• [Instruction]: Reproduce the entries below in full, word for word.

※

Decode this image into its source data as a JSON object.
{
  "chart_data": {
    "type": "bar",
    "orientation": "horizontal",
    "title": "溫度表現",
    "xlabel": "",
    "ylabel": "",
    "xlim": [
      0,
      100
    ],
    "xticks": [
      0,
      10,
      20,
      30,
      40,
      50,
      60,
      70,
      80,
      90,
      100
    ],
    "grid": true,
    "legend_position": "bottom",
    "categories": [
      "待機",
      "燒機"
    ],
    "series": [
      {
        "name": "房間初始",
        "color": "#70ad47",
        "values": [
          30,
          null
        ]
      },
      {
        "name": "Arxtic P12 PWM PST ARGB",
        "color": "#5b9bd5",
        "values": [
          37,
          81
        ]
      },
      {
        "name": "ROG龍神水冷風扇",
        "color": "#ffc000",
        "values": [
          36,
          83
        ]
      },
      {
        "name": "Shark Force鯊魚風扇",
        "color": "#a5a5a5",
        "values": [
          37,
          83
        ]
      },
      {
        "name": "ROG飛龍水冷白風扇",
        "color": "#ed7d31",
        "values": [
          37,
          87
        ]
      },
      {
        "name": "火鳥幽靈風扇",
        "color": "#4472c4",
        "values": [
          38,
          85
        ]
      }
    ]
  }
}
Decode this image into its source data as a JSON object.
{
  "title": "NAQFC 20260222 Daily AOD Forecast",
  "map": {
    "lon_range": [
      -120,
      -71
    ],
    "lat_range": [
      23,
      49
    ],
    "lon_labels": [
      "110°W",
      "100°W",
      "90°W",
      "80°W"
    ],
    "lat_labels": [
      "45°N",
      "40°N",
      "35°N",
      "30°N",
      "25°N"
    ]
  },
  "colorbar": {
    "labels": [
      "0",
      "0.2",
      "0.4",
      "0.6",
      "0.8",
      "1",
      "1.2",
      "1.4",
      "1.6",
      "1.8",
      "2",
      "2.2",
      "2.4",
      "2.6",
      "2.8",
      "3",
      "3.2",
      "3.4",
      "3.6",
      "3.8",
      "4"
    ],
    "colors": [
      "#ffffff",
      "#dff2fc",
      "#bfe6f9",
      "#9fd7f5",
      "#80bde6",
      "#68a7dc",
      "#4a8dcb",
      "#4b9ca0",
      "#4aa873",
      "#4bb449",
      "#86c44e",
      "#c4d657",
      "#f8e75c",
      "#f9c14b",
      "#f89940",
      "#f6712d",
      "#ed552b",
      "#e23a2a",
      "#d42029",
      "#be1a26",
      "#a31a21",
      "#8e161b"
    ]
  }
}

※

• [Task solution]:
Decode this image into its source data as a JSON object.
{
  "chart_data": {
    "type": "bar",
    "orientation": "horizontal",
    "title": "溫度表現",
    "xlabel": "",
    "ylabel": "",
    "xlim": [
      0,
      100
    ],
    "xticks": [
      0,
      10,
      20,
      30,
      40,
      50,
      60,
      70,
      80,
      90,
      100
    ],
    "grid": true,
    "legend_position": "bottom",
    "categories": [
      "待機",
      "燒機"
    ],
    "series": [
      {
        "name": "房間初始",
        "color": "#70ad47",
        "values": [
          30,
          null
        ]
      },
      {
        "name": "Arxtic P12 PWM PST ARGB",
        "color": "#5b9bd5",
        "values": [
          37,
          81
        ]
      },
      {
        "name": "ROG龍神水冷風扇",
        "color": "#ffc000",
        "values": [
          36,
          83
        ]
      },
      {
        "name": "Shark Force鯊魚風扇",
        "color": "#a5a5a5",
        "values": [
          37,
          83
        ]
      },
      {
        "name": "ROG飛龍水冷白風扇",
        "color": "#ed7d31",
        "values": [
          37,
          87
        ]
      },
      {
        "name": "火鳥幽靈風扇",
        "color": "#4472c4",
        "values": [
          38,
          85
        ]
      }
    ]
  }
}
Decode this image into its source data as a JSON object.
{
  "title": "NAQFC 20260222 Daily AOD Forecast",
  "map": {
    "lon_range": [
      -120,
      -71
    ],
    "lat_range": [
      23,
      49
    ],
    "lon_labels": [
      "110°W",
      "100°W",
      "90°W",
      "80°W"
    ],
    "lat_labels": [
      "45°N",
      "40°N",
      "35°N",
      "30°N",
      "25°N"
    ]
  },
  "colorbar": {
    "labels": [
      "0",
      "0.2",
      "0.4",
      "0.6",
      "0.8",
      "1",
      "1.2",
      "1.4",
      "1.6",
      "1.8",
      "2",
      "2.2",
      "2.4",
      "2.6",
      "2.8",
      "3",
      "3.2",
      "3.4",
      "3.6",
      "3.8",
      "4"
    ],
    "colors": [
      "#ffffff",
      "#dff2fc",
      "#bfe6f9",
      "#9fd7f5",
      "#80bde6",
      "#68a7dc",
      "#4a8dcb",
      "#4b9ca0",
      "#4aa873",
      "#4bb449",
      "#86c44e",
      "#c4d657",
      "#f8e75c",
      "#f9c14b",
      "#f89940",
      "#f6712d",
      "#ed552b",
      "#e23a2a",
      "#d42029",
      "#be1a26",
      "#a31a21",
      "#8e161b"
    ]
  }
}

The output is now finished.